__EXERCISE INSTRUCTIONS__:
Filter the records for lines holding the string "text".

__DATA SHOWN__:
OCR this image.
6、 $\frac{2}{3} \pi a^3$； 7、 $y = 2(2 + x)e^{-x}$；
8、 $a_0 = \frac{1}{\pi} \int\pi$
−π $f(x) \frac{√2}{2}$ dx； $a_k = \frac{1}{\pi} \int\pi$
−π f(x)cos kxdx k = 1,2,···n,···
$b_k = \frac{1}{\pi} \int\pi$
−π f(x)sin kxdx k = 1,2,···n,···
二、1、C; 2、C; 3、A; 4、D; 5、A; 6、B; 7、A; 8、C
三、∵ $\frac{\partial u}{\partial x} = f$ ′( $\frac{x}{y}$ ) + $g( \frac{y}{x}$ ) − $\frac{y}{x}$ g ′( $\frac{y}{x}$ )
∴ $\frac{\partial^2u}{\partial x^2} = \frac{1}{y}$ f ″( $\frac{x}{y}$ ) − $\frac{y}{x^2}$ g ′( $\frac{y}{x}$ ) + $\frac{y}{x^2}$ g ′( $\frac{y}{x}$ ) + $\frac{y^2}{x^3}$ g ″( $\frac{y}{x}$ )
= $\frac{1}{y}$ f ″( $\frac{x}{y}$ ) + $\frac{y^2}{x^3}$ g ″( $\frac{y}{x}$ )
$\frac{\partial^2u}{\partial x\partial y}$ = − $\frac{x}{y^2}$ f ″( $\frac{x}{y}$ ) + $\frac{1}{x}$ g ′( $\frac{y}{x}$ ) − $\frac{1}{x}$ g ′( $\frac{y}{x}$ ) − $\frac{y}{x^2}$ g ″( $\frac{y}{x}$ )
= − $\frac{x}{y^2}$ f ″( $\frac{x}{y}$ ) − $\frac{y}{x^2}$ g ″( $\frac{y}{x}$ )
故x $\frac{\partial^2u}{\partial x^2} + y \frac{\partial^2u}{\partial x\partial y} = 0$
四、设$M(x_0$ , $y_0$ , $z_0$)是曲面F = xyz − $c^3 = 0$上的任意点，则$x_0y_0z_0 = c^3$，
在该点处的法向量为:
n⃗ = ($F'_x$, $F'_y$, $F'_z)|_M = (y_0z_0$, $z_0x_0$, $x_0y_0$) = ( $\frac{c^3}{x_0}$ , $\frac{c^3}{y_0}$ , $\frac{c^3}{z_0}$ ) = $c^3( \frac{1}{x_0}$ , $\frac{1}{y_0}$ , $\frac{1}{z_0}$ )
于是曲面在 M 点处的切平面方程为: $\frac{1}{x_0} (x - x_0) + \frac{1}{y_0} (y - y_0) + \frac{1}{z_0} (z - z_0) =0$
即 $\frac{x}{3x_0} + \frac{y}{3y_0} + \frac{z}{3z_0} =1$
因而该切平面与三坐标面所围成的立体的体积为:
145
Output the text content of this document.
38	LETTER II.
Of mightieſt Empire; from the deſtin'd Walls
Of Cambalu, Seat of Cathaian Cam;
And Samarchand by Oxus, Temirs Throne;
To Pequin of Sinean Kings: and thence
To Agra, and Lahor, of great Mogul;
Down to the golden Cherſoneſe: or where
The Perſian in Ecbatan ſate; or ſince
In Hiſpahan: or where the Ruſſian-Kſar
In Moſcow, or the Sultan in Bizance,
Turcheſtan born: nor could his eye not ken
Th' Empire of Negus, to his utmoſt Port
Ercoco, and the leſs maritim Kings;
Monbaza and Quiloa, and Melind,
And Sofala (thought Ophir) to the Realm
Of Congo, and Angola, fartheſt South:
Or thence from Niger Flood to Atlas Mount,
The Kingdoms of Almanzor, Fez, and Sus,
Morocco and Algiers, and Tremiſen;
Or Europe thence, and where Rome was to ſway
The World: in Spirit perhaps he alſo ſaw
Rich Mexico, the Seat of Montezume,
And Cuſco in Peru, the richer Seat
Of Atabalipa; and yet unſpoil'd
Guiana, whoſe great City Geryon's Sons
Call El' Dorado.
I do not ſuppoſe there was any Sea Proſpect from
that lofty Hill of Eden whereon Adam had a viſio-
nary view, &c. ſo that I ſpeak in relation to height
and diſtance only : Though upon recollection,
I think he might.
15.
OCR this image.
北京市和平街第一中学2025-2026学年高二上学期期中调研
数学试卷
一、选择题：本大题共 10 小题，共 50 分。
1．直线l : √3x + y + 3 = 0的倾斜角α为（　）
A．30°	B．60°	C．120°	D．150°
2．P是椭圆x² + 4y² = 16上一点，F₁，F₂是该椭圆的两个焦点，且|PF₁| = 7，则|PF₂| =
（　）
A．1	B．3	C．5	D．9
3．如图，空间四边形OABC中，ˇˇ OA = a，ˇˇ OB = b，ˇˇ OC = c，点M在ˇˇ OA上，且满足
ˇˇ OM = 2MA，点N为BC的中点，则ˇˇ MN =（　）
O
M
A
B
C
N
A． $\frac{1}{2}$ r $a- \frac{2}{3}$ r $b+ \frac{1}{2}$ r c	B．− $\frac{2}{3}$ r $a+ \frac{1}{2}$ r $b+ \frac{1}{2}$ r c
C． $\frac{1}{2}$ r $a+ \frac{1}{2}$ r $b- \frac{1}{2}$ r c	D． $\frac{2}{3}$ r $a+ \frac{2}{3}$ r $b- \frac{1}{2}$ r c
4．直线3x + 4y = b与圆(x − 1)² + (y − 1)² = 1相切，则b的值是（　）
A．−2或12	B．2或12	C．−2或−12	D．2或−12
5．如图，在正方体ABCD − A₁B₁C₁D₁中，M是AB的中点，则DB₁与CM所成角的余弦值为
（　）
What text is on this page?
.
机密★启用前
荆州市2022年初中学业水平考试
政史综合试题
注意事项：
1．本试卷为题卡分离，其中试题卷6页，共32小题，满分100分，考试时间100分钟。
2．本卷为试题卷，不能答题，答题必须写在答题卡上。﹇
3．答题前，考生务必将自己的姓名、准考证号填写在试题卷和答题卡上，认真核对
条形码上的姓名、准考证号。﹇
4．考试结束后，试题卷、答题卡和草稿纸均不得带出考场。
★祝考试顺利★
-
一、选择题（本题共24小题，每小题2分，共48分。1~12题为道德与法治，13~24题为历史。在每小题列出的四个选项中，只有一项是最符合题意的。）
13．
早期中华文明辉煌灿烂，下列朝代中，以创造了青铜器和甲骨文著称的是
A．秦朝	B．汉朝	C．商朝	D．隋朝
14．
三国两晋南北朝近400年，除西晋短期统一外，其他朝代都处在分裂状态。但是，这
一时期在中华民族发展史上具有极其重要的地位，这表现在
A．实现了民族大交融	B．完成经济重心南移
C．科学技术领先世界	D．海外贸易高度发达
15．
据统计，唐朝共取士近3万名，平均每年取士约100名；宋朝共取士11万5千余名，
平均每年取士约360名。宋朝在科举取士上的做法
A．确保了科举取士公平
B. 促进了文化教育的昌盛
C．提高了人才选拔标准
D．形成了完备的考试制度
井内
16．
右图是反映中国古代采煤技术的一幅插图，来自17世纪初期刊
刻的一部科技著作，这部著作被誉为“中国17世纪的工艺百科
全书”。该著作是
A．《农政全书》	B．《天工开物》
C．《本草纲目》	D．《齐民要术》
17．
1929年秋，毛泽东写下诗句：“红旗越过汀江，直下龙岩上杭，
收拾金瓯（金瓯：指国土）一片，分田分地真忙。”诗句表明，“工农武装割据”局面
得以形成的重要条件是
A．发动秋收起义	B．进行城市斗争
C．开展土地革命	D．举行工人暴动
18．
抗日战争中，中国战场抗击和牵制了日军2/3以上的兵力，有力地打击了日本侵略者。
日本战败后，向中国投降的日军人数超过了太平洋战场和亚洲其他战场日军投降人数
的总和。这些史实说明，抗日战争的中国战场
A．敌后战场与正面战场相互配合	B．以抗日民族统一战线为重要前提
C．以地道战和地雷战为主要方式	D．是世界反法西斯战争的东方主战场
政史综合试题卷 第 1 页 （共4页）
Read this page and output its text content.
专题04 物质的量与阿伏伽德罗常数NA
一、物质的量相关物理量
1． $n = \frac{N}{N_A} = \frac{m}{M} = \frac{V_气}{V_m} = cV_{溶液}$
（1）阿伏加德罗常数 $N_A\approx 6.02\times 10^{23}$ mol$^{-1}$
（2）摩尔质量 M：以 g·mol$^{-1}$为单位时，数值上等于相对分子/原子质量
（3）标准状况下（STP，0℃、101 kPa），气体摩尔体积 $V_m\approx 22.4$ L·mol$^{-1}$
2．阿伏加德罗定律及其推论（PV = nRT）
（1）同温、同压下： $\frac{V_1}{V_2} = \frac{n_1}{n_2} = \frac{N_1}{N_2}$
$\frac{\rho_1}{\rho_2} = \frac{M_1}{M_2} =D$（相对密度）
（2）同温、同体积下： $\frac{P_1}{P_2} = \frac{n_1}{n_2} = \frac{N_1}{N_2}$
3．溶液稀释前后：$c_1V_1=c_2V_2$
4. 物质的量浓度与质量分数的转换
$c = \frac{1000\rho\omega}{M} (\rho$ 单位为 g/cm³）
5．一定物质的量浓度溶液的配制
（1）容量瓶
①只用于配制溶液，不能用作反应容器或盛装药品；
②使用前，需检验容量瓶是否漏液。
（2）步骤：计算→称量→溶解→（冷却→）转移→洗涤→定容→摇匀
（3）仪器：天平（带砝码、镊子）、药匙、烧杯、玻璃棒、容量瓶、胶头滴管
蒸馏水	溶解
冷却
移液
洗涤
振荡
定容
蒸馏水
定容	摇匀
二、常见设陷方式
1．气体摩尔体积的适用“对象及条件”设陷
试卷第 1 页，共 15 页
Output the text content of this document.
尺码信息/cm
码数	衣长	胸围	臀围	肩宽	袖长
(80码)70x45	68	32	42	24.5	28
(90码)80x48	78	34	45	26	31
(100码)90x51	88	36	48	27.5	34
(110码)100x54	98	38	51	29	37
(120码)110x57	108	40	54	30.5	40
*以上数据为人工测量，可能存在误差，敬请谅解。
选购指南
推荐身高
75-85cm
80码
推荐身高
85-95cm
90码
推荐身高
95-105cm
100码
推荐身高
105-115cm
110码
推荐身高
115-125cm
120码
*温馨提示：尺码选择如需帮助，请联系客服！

__RESPONSE BELOW__:
Output the text content of this document.
What text is on this page?
Read this page and output its text content.
Output the text content of this document.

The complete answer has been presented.